Required tasks —
1/ In the blog post on being a successaholic, who is named as the writer's boss?
2/ Continue the blog post on being a successaholic from the point where it stops.

Given text —
■ ■ ■ ■ ■
I’m addicted to the feeling of success. Team success, solo success, ANY success. I love the feeling of winning – of learning, growing, and finding new ways to innovate here at Cisco.
I’m fueled by the knowledge that I’m better off because of the effort I put in to my work each day here at Cisco, and I even started calling workaholics ‘successaholics’. What’s a successaholic? To me, it’s the positively branded version of a workaholic. Someone who puts in so much time, dedication, and attention to their work – not because they’re addicted to the work. But, rather, because they’re fueled by their successes.
Simon Sinek, one of my favorite workplace gurus has said, “Very few people or companies can clearly articulate WHY they do WHAT they do. By ‘WHY,’ I mean your purpose, cause or belief – WHY does your company exist? WHY do you get out of bed every morning? And WHY should anyone care?”
Being a successaholic may be different for everyone. My boss, Melissa Caruso, who is very mindful of the ‘why’ that surrounds everything she does in life, recently had a discussion about what success means to different people. To some, success is becoming an executive at a large company, becoming an entrepreneur who reaches IPO, or grows their personal wealth to a specific amount. To some, they want fame in their industry, to be regarded as one of the best; athletes, artists, engineers. To others, success may be the health and happiness of their family.
But whatever that ‘why’ may be that drives a person – it is always the reason behind them being labeled a ‘workaholic.’
So, to anyone who enjoys being a workaholic or thinks that that label is good for your brand – I’m not telling you to work differently or work less, but I suggest that you stay mindful of what success you are addicted to that drives you. What do you want your obituary to say? What legacy do you want to leave behind?
For me, I don’t want my legacy to sound like, “Justin really was a hard worker. He was always in meetings, worked tons of overtime. He succeeded.”
I’d rather have my kids telling their grandkids, “Your grandpa was my role model. He always took challenges on with a smile and really connected with everyone he worked with. Really dry humor, but you had to laugh. He loved what he did, and he did that for us.”
■ ■ ■ ■ ■
Supplied data —
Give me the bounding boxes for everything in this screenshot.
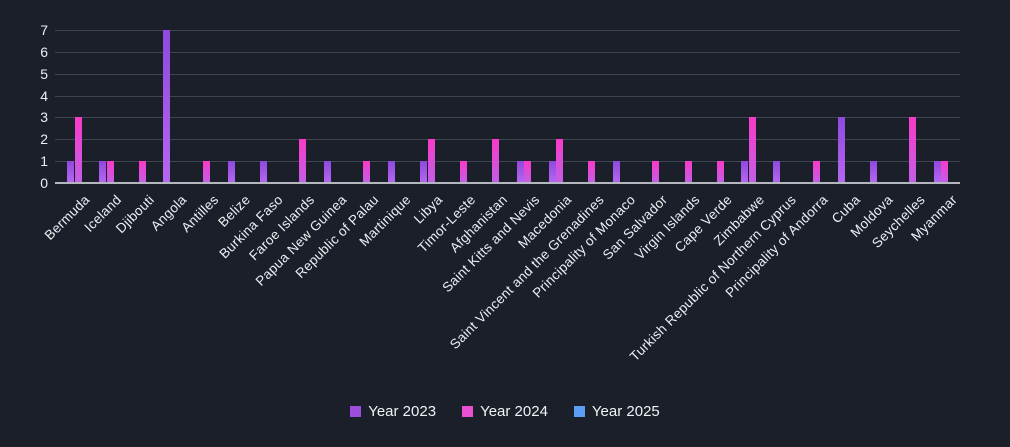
■ ■ ■ ■ ■
Results of the exercise —
1/ Melissa Caruso.

2/
The two stories are speaking of the same exact guy, and maybe even the same exact scenarios – but I want to break free from the “workaholic” stereotype. Loving what I do, and who I do it for, shouldn’t have a negative connotation to it, and that’s what I’m trying to change.
At 60, my mom still works 60 hour weeks, albeit she’s retiring next year. But, I will always be thankful to her for giving my sister and me the resources, mentorship, and love that we needed to become happy, and in turn, successful. And I know that, to her, the countless nights of coming home past midnight or falling asleep at her desk meant that she would be successful in leaving behind her legacy: us.
Oprah once said, “You know you are on the road to success if you would do your job, and not be paid for it.” To me, Oprah’s not talking about finding a job that you would do for free. She’s saying that your job and your income allows you to achieve success – the results from finding something you love doing are priceless.
So, as we kick off 2018 and the New Year, don’t focus on how much you work. Instead, focus on how much you’ve succeeded. Inspire and motivate yourself with the success of years past, and imagine the goals you are working toward.
Don’t look at the work you have ahead of you. But be excited about the success that awaits, after you put the work in.
So, starting today, you are no longer a workaholic. You are a successaholic.
What is success to you? What is happiness? Figure that out, and use that to be your driving force in all that you do. That is why you work hard.
Happy New Year, Cisconians.
What are your goals for 2018?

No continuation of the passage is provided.